# [EXTRACTED INFORMATION]
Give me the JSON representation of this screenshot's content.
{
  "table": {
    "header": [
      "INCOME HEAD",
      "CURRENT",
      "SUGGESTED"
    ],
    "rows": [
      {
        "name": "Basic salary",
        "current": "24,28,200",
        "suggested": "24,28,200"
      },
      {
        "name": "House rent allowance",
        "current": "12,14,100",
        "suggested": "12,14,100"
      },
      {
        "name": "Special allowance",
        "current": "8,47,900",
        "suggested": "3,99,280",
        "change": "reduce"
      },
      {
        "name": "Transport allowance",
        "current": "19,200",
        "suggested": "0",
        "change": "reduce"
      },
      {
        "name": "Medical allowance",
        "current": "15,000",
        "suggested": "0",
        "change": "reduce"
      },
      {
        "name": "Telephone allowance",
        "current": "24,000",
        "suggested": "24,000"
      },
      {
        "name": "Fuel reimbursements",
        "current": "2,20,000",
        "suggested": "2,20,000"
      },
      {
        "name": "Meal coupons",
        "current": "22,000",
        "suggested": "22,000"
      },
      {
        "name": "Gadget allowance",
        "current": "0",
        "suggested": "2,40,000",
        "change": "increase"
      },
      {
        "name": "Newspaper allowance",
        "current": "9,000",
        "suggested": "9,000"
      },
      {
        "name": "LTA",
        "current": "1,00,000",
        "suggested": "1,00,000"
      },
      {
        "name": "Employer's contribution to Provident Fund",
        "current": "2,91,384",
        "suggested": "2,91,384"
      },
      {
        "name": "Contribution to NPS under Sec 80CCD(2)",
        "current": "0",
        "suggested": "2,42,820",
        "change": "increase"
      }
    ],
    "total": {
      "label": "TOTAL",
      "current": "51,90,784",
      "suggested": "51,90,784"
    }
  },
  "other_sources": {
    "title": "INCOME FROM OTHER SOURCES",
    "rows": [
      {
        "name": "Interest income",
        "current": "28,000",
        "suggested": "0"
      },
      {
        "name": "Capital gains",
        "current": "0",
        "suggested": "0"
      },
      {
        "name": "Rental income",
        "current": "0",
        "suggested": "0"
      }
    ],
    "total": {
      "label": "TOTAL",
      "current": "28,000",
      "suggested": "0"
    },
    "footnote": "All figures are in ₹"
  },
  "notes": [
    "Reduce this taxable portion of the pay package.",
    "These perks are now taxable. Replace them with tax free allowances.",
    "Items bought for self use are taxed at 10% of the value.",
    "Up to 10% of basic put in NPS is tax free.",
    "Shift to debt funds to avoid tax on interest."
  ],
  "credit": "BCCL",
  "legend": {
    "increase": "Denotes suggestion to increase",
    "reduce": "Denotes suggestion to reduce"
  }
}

# [EXERCISE]
Type out the entries again, word for word.

# [RESULT BELOW]
Give me the JSON representation of this screenshot's content.
{
  "table": {
    "header": [
      "INCOME HEAD",
      "CURRENT",
      "SUGGESTED"
    ],
    "rows": [
      {
        "name": "Basic salary",
        "current": "24,28,200",
        "suggested": "24,28,200"
      },
      {
        "name": "House rent allowance",
        "current": "12,14,100",
        "suggested": "12,14,100"
      },
      {
        "name": "Special allowance",
        "current": "8,47,900",
        "suggested": "3,99,280",
        "change": "reduce"
      },
      {
        "name": "Transport allowance",
        "current": "19,200",
        "suggested": "0",
        "change": "reduce"
      },
      {
        "name": "Medical allowance",
        "current": "15,000",
        "suggested": "0",
        "change": "reduce"
      },
      {
        "name": "Telephone allowance",
        "current": "24,000",
        "suggested": "24,000"
      },
      {
        "name": "Fuel reimbursements",
        "current": "2,20,000",
        "suggested": "2,20,000"
      },
      {
        "name": "Meal coupons",
        "current": "22,000",
        "suggested": "22,000"
      },
      {
        "name": "Gadget allowance",
        "current": "0",
        "suggested": "2,40,000",
        "change": "increase"
      },
      {
        "name": "Newspaper allowance",
        "current": "9,000",
        "suggested": "9,000"
      },
      {
        "name": "LTA",
        "current": "1,00,000",
        "suggested": "1,00,000"
      },
      {
        "name": "Employer's contribution to Provident Fund",
        "current": "2,91,384",
        "suggested": "2,91,384"
      },
      {
        "name": "Contribution to NPS under Sec 80CCD(2)",
        "current": "0",
        "suggested": "2,42,820",
        "change": "increase"
      }
    ],
    "total": {
      "label": "TOTAL",
      "current": "51,90,784",
      "suggested": "51,90,784"
    }
  },
  "other_sources": {
    "title": "INCOME FROM OTHER SOURCES",
    "rows": [
      {
        "name": "Interest income",
        "current": "28,000",
        "suggested": "0"
      },
      {
        "name": "Capital gains",
        "current": "0",
        "suggested": "0"
      },
      {
        "name": "Rental income",
        "current": "0",
        "suggested": "0"
      }
    ],
    "total": {
      "label": "TOTAL",
      "current": "28,000",
      "suggested": "0"
    },
    "footnote": "All figures are in ₹"
  },
  "notes": [
    "Reduce this taxable portion of the pay package.",
    "These perks are now taxable. Replace them with tax free allowances.",
    "Items bought for self use are taxed at 10% of the value.",
    "Up to 10% of basic put in NPS is tax free.",
    "Shift to debt funds to avoid tax on interest."
  ],
  "credit": "BCCL",
  "legend": {
    "increase": "Denotes suggestion to increase",
    "reduce": "Denotes suggestion to reduce"
  }
}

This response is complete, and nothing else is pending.